### YOUR TASK:
Please list all lines of the material below in which the string "this" occurs.

### EXCERPTED DATA:
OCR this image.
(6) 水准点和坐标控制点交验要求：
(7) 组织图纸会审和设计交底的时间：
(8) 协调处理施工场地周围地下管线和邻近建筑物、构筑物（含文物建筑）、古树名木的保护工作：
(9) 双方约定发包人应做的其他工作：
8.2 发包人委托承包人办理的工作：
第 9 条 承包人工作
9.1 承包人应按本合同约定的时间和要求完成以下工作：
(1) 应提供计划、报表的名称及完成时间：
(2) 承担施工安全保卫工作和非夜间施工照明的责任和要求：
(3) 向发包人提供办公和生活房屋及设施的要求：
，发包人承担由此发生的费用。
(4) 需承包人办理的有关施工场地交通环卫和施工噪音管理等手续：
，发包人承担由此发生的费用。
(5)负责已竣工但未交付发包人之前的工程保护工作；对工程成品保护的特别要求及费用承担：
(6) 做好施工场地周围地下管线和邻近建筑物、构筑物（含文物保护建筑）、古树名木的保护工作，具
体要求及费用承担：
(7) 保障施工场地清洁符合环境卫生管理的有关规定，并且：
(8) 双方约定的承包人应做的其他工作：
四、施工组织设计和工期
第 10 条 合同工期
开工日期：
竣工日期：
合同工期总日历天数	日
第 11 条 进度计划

--

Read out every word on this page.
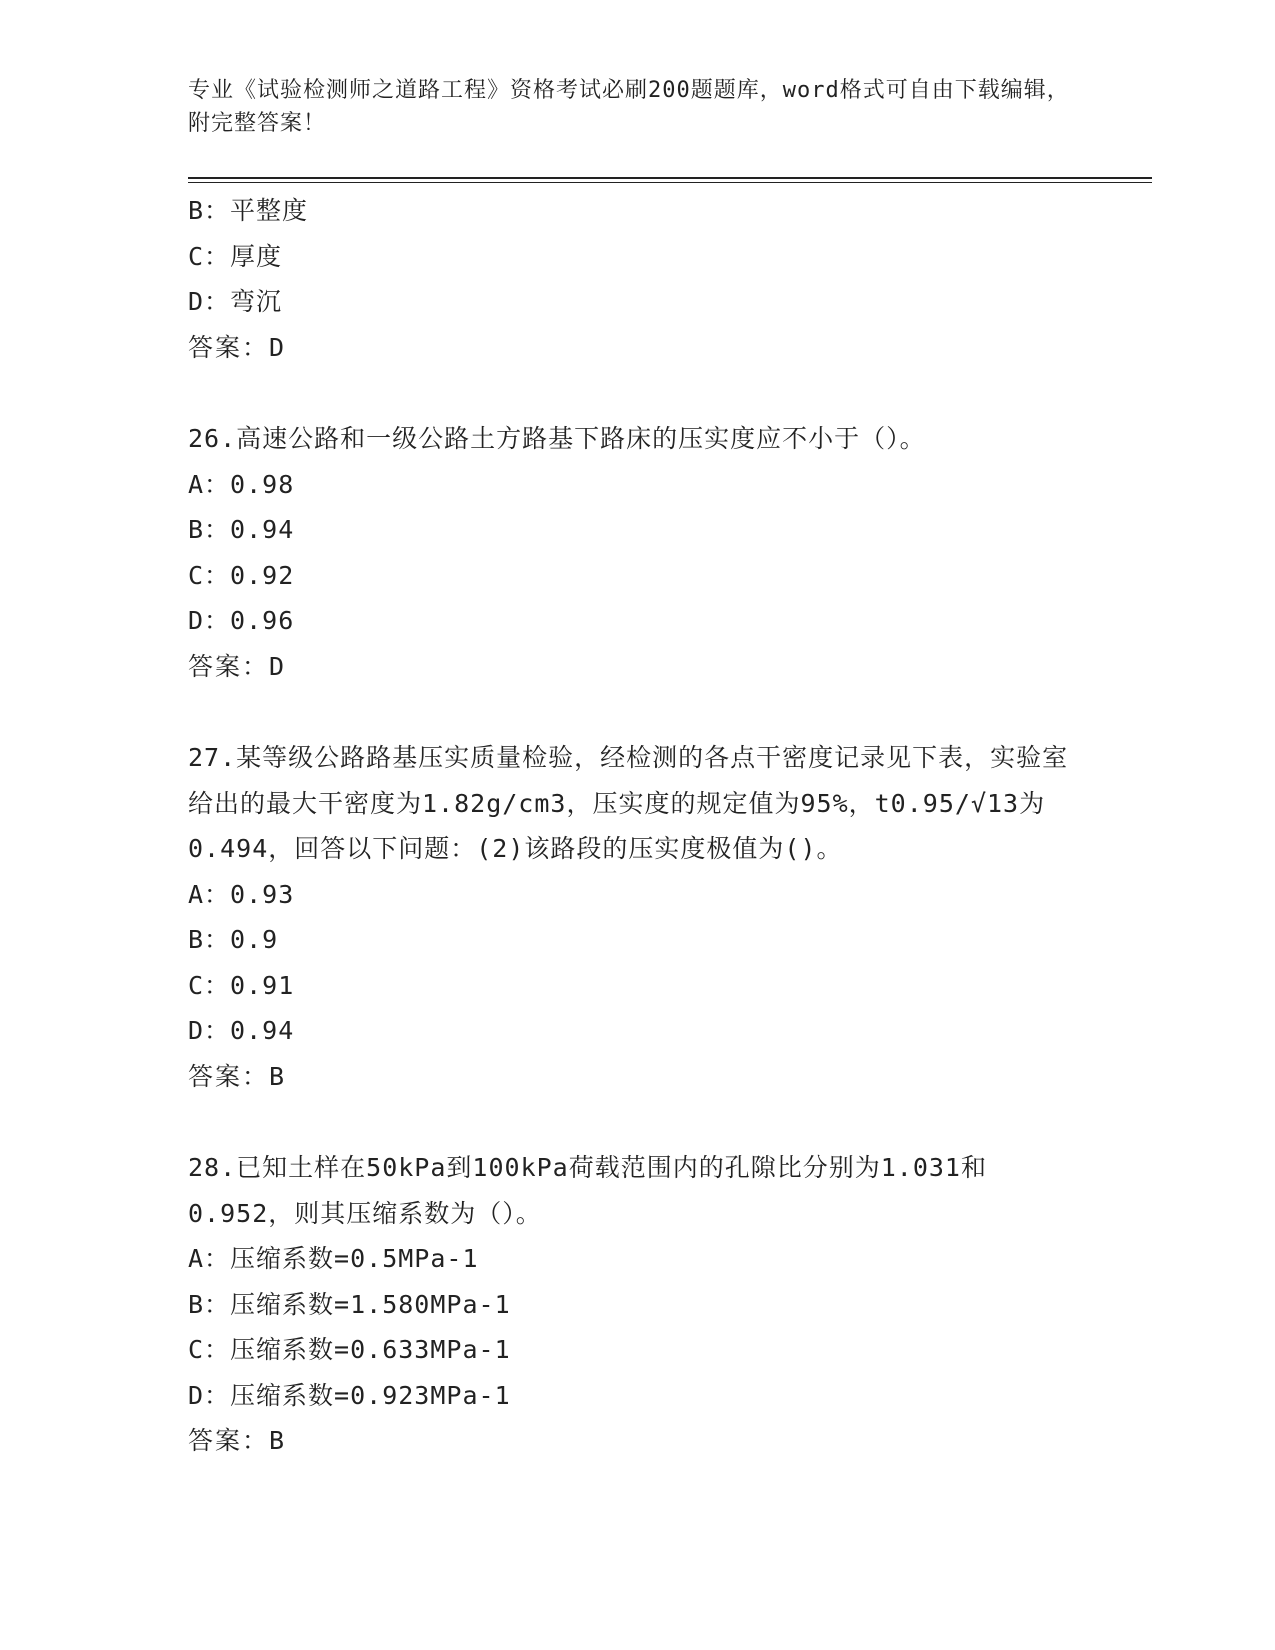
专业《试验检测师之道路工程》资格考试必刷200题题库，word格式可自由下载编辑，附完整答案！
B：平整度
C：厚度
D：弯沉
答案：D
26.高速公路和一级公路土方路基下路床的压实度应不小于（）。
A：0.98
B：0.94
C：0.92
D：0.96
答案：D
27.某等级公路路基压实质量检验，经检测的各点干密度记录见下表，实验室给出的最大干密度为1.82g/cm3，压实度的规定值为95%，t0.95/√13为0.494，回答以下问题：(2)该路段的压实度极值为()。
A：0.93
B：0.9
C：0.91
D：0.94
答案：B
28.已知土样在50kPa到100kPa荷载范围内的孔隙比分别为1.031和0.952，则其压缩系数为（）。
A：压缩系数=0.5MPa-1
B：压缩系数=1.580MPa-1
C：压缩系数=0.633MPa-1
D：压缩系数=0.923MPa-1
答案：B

### EXERCISE SOLUTION:
OCR this image.
Read out every word on this page.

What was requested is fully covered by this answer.